## DIRECTIONS FOR THIS TASK
Look through the lines of the material and count those containing "courant". Give that count alone.

(Rows from a dataset)
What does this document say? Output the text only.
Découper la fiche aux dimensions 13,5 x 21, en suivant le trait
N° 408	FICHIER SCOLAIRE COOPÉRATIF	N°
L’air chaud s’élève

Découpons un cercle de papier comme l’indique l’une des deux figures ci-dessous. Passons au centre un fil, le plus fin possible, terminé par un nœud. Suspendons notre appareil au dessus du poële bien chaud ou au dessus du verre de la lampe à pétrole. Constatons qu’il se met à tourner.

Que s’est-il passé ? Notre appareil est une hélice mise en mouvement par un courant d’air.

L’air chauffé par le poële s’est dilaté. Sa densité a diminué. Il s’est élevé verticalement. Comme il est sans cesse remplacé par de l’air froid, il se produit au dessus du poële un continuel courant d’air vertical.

---

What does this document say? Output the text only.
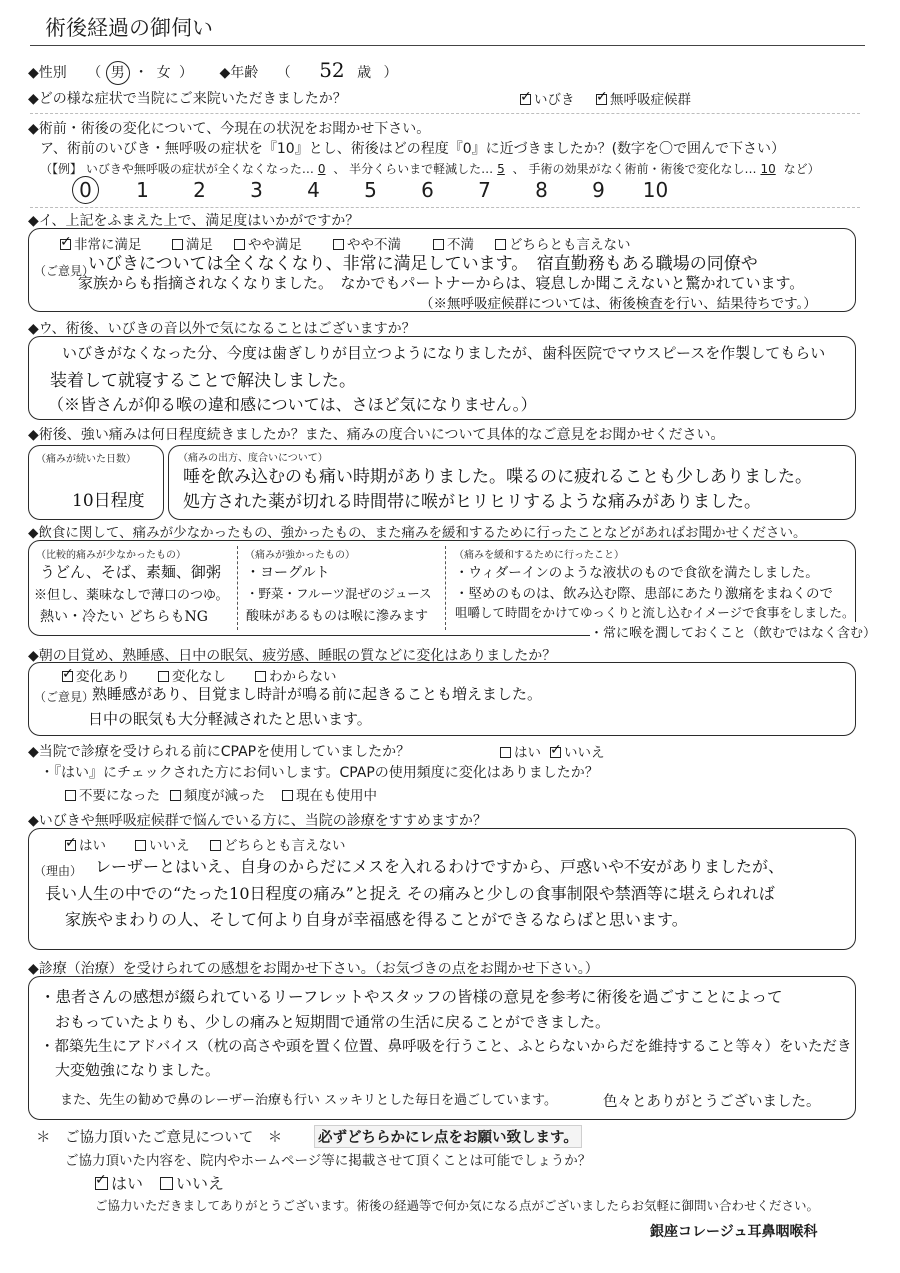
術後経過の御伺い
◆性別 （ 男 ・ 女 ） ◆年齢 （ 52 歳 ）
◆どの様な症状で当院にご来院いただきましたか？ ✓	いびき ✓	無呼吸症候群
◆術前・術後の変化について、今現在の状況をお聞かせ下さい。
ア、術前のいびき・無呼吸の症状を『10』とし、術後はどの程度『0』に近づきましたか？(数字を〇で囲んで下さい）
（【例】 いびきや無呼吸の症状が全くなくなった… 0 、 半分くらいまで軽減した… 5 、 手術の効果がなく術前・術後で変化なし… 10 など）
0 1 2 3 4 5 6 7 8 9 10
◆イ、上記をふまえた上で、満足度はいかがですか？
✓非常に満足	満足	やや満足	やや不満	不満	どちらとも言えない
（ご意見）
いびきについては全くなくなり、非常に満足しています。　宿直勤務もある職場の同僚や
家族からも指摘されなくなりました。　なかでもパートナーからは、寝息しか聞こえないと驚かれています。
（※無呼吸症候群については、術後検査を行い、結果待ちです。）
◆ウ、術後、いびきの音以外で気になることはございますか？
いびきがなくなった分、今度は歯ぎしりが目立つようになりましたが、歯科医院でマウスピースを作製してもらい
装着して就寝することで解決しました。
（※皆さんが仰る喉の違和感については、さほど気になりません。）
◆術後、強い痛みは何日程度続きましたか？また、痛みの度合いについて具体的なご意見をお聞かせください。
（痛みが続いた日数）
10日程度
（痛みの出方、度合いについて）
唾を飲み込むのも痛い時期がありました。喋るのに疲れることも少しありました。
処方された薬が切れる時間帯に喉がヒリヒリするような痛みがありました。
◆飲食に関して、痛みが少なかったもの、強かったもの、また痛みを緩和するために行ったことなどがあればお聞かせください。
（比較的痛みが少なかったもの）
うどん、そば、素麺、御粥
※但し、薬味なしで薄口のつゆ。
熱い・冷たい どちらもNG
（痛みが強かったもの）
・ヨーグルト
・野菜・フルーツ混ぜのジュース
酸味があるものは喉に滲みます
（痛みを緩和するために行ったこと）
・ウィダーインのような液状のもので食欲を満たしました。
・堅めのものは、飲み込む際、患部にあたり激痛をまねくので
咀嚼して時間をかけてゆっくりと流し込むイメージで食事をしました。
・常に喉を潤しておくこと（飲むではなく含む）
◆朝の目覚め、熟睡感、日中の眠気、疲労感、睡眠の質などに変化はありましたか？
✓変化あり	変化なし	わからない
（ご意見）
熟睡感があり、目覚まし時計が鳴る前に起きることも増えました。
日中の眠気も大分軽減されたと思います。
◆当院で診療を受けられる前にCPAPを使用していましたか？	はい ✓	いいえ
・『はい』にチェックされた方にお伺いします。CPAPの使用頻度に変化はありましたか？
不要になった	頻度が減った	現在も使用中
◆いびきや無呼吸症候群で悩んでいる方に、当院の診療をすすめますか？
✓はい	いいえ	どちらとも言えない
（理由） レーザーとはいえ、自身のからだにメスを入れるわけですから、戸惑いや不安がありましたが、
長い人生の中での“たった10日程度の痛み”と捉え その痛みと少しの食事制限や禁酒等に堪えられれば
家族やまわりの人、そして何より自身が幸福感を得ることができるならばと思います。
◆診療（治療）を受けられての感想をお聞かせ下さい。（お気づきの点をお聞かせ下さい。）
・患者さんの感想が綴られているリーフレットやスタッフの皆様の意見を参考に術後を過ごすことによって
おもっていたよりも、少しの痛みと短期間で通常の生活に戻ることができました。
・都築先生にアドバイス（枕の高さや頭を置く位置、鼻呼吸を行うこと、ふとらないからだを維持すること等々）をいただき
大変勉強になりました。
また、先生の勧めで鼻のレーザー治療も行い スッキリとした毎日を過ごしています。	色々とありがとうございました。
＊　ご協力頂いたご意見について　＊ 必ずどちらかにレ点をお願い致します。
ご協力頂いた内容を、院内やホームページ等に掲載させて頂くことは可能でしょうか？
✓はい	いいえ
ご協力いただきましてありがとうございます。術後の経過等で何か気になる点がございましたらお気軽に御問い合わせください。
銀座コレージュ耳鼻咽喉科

* * *

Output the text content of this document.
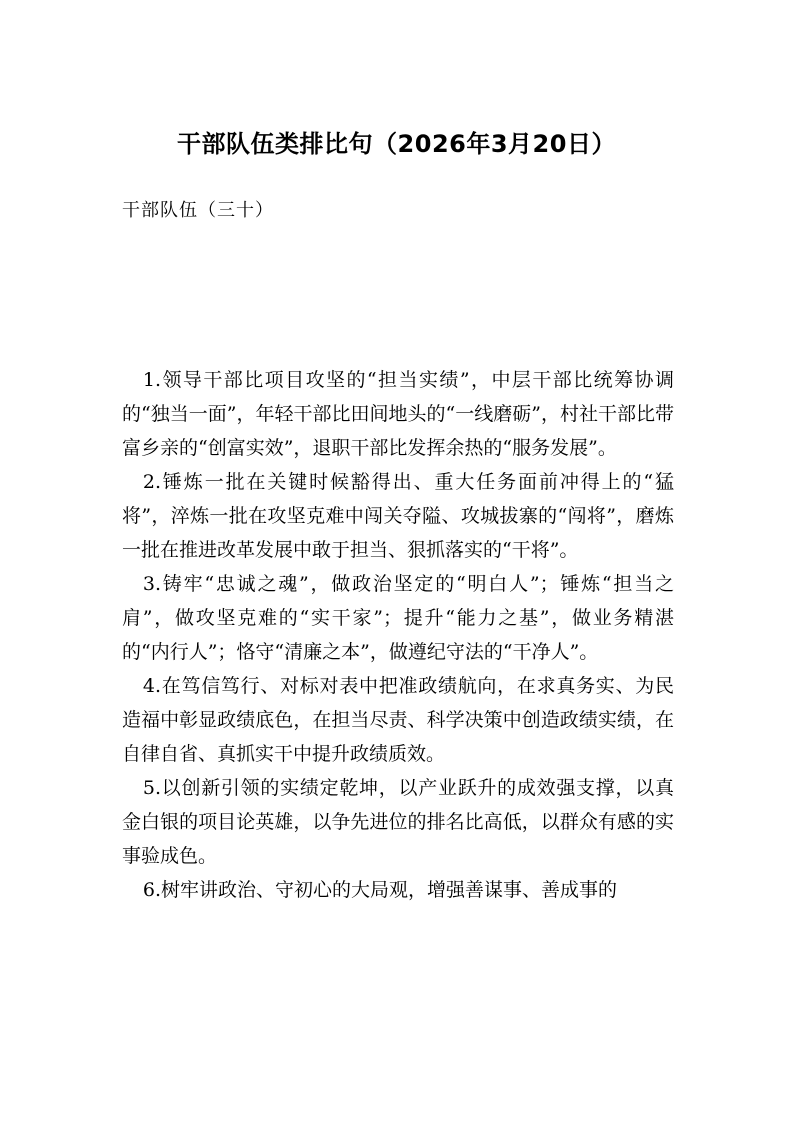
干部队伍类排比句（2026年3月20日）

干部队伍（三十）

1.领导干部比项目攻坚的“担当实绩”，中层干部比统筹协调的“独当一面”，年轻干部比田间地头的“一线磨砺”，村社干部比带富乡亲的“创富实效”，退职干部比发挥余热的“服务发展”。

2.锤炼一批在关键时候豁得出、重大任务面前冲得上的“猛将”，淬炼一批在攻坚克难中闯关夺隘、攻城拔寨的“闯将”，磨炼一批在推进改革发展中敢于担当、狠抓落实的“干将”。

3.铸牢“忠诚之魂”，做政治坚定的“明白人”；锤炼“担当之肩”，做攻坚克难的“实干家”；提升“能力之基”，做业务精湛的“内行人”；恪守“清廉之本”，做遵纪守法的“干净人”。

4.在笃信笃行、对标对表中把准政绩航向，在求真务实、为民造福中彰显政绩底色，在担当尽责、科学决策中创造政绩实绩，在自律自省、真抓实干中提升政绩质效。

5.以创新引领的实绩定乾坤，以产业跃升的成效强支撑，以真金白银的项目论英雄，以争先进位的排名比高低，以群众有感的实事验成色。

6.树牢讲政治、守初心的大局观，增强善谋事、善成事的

## ANSWER TO THE PROBLEM
2